§ TASK: Spot each line in the records below where the word "Markierung" occurs, then copy it.
•••••
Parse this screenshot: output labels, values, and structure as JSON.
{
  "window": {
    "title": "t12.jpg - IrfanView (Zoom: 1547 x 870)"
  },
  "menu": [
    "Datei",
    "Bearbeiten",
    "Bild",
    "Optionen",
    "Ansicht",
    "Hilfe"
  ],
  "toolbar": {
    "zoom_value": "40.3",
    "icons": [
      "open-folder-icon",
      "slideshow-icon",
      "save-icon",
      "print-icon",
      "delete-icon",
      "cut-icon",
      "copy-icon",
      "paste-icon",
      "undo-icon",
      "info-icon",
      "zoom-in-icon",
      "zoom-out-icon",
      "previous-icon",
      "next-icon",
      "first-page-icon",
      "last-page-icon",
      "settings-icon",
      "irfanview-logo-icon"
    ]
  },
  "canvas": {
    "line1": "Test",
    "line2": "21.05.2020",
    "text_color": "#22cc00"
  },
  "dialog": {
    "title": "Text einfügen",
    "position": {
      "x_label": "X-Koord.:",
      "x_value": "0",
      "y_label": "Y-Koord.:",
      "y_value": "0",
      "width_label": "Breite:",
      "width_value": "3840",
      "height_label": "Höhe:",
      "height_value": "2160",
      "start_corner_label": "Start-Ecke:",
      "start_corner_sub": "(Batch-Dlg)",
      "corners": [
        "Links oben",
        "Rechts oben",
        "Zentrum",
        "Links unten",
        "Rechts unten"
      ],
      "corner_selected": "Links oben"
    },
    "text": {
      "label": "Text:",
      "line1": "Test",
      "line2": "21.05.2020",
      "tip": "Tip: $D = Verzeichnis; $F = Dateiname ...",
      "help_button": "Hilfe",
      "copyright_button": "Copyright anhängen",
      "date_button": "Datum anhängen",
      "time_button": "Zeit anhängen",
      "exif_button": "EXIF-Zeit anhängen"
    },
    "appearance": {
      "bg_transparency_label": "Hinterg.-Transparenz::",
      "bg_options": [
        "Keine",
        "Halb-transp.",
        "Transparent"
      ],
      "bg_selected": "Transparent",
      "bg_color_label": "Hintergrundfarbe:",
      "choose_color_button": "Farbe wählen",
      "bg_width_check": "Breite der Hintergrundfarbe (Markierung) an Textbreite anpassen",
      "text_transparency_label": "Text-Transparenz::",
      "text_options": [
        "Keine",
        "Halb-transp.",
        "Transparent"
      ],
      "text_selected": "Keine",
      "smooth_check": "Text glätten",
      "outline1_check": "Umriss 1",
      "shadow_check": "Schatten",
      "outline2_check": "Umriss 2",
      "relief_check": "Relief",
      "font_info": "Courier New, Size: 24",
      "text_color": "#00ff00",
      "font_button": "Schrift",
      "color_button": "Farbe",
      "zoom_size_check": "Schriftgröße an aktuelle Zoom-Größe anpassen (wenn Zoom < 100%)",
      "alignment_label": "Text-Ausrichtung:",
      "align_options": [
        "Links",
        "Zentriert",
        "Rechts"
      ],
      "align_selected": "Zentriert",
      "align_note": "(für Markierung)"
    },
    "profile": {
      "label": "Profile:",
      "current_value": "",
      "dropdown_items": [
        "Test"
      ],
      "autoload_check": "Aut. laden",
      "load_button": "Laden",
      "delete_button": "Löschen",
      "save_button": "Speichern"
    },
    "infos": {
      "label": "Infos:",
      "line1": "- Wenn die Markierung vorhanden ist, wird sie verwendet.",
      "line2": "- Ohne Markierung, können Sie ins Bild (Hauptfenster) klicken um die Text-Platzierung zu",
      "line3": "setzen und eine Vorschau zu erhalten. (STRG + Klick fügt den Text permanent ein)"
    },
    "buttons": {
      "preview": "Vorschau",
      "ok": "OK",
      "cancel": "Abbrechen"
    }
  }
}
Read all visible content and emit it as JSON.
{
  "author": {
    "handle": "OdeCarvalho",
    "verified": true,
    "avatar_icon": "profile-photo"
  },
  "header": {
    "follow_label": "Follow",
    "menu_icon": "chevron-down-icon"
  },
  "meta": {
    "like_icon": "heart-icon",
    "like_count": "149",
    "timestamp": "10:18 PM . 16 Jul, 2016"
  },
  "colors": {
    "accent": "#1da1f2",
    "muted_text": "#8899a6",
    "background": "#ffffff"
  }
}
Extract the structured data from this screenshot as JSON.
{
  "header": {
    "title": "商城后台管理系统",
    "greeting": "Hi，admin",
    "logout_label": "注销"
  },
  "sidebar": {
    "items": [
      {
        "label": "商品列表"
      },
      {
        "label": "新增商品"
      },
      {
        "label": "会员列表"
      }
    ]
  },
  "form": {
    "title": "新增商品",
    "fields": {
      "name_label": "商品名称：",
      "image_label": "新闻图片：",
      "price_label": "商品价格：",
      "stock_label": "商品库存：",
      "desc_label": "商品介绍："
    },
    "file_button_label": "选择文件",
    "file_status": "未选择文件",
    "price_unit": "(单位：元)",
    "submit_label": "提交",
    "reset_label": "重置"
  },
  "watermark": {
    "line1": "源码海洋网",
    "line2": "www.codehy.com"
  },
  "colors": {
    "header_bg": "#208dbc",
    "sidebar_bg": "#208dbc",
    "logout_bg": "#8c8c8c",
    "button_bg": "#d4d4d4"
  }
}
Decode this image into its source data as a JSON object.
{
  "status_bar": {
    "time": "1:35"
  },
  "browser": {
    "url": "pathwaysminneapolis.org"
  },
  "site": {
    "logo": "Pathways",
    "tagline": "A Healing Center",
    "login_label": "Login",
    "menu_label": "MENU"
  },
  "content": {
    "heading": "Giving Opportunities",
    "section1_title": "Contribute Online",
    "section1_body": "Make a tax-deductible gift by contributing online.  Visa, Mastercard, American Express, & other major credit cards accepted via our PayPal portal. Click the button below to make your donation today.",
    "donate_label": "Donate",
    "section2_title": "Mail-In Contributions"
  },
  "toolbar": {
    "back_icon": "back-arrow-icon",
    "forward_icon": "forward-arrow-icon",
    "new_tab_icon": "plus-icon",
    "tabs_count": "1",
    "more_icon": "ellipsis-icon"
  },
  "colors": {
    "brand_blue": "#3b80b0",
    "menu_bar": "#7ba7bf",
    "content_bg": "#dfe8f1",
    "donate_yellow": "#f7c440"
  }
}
•••••
§ COMPLETED TASK:
      "bg_width_check": "Breite der Hintergrundfarbe (Markierung) an Textbreite anpassen",
      "align_note": "(für Markierung)"
      "line1": "- Wenn die Markierung vorhanden ist, wird sie verwendet.",
      "line2": "- Ohne Markierung, können Sie ins Bild (Hauptfenster) klicken um die Text-Platzierung zu",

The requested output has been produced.